Dataset entries on figures
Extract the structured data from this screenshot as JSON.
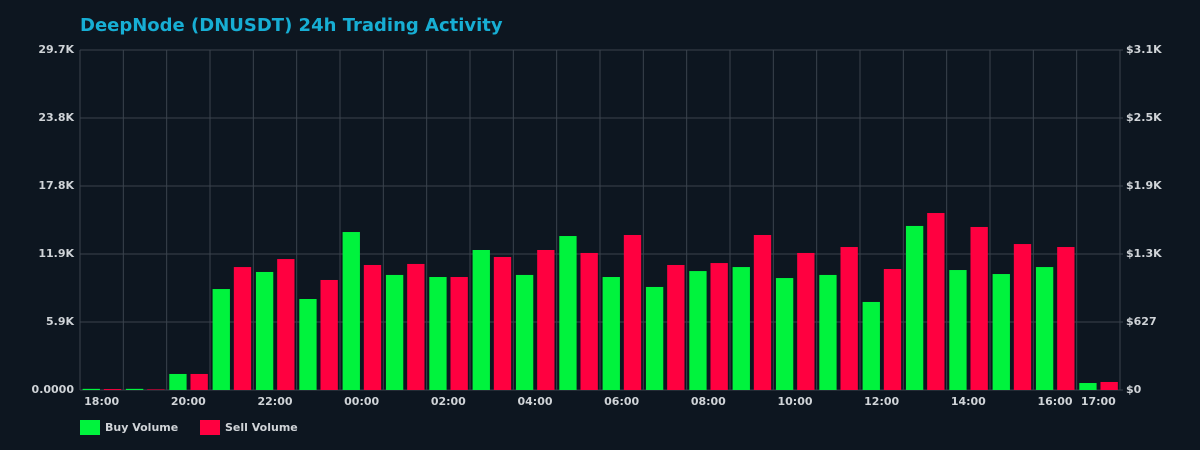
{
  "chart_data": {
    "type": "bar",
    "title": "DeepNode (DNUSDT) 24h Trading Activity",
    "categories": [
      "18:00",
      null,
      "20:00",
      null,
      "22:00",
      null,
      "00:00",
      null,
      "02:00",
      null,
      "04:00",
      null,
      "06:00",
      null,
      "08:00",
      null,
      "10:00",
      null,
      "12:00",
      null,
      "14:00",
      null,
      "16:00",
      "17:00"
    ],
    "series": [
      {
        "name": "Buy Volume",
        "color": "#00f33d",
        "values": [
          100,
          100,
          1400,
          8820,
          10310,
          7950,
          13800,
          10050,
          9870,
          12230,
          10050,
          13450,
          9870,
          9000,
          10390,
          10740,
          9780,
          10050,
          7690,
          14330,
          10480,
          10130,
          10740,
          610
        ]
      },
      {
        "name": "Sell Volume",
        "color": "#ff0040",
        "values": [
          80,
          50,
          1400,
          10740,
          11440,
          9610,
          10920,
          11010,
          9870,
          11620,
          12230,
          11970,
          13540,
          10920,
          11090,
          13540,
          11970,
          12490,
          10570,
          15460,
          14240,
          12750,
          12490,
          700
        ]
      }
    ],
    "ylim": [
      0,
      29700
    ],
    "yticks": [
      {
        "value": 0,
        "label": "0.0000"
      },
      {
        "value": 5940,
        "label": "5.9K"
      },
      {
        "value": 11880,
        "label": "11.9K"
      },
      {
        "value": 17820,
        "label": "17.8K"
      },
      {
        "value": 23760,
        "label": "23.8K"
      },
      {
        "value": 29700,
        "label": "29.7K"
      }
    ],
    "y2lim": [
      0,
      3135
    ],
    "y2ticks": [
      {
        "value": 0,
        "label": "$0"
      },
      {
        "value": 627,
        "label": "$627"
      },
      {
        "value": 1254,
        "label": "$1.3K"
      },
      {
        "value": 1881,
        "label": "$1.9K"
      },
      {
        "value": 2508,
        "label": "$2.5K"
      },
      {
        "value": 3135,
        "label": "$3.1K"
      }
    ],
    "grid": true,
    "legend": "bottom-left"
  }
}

...

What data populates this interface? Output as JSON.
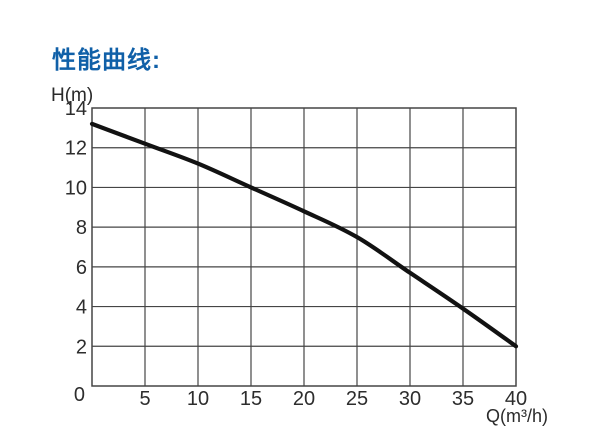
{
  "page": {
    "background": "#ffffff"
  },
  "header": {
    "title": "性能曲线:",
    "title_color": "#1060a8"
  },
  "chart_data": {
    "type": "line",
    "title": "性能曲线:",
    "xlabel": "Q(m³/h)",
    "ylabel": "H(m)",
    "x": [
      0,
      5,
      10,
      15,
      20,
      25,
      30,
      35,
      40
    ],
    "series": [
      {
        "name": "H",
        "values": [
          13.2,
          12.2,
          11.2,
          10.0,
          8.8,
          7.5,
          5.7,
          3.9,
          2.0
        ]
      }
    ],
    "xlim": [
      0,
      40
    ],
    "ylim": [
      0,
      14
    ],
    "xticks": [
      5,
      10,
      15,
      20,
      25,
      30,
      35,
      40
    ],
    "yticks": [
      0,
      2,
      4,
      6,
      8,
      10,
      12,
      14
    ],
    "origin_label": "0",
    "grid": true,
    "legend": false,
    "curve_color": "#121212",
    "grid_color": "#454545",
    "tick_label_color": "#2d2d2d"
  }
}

◆ **INSTRUCTION**: Each line in the data that holds the string "name" should be found and copied.

◆ **RESPONSE TO THE TASK**:
        "name": "Buy Volume",
        "name": "Sell Volume",
        "name": "H",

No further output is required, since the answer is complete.